■ **Requirement**
Check each line of the listing for the string "title", then state how many lines have it. Only the number is wanted.

■ **Records supplied**

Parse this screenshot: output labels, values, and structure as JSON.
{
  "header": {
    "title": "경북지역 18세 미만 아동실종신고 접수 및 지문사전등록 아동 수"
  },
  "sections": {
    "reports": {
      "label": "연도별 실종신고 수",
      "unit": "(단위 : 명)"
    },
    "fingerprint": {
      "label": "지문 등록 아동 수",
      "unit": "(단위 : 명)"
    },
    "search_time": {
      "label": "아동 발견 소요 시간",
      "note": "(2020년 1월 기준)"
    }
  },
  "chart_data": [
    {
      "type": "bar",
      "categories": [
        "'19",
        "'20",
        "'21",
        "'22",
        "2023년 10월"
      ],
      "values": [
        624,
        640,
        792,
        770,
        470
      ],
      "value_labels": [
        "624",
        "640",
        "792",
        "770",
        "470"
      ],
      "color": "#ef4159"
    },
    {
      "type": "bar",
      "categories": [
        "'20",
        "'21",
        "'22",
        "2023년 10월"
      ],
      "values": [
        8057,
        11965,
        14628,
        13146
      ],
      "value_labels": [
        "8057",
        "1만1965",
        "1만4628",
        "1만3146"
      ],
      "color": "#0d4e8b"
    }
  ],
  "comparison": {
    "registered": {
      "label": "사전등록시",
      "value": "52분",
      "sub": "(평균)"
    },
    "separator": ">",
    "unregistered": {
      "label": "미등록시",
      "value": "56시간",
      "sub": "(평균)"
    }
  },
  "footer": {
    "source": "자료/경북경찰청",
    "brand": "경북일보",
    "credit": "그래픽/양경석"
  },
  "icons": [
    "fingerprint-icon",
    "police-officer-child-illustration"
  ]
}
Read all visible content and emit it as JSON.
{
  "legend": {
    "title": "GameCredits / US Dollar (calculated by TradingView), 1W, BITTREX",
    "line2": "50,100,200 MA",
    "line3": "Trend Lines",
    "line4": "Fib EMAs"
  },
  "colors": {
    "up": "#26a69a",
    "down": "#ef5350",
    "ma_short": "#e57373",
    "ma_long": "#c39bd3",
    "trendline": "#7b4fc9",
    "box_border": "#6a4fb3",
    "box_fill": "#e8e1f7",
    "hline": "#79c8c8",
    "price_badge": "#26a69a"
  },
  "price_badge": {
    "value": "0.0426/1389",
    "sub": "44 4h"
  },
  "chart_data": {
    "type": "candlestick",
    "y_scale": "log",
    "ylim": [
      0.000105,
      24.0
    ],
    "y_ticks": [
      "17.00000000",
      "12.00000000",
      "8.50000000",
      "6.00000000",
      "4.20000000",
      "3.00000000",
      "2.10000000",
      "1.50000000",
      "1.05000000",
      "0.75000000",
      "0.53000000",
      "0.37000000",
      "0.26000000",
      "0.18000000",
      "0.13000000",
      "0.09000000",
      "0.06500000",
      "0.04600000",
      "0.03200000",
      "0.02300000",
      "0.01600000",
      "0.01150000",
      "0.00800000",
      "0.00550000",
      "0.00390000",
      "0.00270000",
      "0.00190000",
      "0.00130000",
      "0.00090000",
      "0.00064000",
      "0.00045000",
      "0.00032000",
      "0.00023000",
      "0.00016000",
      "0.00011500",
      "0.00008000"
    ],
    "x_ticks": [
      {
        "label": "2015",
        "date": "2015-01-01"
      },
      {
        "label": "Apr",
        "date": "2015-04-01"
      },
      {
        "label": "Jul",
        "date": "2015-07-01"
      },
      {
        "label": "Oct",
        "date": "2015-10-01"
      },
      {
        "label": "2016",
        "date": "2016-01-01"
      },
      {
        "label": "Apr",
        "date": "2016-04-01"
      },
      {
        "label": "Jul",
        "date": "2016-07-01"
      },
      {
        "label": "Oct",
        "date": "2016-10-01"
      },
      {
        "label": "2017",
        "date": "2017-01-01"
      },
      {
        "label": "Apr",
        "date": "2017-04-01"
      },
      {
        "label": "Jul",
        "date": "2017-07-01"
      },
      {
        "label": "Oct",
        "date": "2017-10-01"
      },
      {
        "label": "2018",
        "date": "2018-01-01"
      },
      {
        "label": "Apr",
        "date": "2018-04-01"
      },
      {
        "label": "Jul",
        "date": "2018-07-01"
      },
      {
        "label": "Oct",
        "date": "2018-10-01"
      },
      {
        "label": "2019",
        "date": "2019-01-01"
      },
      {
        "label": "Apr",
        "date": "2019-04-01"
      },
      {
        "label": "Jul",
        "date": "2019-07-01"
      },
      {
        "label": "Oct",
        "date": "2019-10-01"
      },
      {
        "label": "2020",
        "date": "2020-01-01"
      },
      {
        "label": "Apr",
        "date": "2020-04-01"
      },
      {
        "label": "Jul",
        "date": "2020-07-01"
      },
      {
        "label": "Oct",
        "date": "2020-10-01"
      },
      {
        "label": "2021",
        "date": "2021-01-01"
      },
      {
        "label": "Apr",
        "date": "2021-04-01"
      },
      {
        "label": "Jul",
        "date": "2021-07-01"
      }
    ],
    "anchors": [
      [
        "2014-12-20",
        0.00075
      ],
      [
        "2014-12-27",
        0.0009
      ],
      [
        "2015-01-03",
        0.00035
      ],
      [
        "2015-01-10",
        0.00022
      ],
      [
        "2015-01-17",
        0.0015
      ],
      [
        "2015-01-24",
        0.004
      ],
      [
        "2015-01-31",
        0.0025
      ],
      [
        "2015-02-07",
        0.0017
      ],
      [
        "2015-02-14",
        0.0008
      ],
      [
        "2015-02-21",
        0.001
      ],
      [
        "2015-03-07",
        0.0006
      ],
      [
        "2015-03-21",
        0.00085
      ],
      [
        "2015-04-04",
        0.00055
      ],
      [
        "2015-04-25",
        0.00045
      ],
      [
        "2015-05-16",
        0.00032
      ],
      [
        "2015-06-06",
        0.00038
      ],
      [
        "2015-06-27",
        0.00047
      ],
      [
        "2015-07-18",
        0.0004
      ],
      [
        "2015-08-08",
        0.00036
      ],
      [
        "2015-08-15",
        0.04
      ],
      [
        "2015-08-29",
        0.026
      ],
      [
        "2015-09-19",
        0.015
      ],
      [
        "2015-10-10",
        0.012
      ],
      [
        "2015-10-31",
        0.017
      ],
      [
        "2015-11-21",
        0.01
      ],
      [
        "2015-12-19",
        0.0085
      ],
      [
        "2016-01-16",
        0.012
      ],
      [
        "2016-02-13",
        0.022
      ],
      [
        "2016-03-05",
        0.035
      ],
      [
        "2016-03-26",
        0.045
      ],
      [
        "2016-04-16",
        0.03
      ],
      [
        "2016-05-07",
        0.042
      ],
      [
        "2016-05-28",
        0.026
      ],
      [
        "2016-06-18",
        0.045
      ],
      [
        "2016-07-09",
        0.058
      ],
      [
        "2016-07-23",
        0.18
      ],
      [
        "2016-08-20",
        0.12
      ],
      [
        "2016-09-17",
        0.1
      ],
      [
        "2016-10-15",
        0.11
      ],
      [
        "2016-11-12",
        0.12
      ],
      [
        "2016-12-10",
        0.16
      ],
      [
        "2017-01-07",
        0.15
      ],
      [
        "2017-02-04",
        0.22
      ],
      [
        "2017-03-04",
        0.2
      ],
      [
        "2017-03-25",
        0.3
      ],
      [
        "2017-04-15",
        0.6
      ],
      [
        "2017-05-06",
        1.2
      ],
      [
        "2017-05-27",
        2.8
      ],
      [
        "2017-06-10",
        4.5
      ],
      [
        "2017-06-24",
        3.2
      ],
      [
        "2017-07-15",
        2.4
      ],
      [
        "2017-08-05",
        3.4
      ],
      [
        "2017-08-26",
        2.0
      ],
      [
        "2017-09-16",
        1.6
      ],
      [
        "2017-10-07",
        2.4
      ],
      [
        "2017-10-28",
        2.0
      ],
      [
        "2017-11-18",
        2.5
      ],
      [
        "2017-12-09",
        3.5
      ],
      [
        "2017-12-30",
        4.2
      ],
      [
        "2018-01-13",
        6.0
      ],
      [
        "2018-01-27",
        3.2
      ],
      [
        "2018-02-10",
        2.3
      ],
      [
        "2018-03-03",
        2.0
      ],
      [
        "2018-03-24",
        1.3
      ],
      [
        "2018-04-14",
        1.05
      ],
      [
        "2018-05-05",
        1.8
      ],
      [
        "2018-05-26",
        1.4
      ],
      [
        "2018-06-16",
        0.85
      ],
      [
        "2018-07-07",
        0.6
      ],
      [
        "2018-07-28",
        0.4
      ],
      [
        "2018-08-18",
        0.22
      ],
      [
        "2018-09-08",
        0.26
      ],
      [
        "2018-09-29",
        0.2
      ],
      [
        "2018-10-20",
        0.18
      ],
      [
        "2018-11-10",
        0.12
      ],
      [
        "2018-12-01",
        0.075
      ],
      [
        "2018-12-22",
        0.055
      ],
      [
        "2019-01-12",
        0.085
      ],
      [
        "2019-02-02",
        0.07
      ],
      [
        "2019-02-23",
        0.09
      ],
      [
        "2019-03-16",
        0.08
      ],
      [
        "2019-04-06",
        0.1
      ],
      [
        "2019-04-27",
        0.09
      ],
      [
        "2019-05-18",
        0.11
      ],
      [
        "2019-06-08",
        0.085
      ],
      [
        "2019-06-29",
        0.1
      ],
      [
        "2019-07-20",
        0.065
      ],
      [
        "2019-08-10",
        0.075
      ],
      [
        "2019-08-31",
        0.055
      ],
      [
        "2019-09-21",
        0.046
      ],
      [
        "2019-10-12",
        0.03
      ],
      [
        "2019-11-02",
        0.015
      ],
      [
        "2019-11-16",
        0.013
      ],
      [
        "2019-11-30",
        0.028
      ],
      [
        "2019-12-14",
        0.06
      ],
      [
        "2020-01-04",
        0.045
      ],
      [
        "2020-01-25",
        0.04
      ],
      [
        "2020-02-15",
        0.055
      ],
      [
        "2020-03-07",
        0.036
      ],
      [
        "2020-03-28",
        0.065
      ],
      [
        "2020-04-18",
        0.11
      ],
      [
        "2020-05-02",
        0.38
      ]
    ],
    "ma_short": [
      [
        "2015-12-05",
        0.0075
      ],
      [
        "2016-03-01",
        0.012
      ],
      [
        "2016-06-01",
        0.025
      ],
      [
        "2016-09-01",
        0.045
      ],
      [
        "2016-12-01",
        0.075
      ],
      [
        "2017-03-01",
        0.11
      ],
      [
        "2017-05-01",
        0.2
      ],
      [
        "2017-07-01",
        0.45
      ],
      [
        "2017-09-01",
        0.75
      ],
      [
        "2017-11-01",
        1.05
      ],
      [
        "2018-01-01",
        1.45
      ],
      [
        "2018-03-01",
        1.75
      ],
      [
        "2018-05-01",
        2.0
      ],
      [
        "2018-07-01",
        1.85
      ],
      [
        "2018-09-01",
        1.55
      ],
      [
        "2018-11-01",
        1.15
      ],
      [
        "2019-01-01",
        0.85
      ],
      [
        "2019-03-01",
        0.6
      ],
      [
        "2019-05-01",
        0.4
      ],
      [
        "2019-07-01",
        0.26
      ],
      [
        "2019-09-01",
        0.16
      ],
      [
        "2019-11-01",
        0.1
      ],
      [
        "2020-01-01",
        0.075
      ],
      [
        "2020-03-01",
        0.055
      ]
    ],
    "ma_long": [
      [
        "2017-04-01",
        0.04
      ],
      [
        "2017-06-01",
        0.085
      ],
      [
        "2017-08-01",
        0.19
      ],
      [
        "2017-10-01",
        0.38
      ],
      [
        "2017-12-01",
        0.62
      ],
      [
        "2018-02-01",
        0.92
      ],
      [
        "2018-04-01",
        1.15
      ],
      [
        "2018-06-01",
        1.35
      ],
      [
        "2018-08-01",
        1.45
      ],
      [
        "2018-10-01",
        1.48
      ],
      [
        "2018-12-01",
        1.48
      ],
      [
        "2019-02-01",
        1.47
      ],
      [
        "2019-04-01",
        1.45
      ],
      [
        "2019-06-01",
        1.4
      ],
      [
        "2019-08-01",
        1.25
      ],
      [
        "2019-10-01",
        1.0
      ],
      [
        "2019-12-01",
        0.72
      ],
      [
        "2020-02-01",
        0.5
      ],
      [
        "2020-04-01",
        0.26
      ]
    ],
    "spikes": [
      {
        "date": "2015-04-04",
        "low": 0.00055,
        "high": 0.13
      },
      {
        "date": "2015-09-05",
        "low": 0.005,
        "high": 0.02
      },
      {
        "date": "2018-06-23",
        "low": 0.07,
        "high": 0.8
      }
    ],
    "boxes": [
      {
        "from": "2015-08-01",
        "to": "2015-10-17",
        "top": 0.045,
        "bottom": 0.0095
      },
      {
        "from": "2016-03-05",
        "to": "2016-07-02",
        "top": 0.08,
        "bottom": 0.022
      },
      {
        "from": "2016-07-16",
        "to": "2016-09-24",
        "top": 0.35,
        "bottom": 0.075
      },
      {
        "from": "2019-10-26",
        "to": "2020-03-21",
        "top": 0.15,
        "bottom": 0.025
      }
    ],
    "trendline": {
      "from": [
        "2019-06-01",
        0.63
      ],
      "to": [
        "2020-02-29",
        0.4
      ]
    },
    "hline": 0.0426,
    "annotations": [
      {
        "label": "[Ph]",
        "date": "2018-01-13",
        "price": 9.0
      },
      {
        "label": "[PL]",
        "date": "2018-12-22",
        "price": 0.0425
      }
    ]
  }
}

■ **Solution to the exercise**
2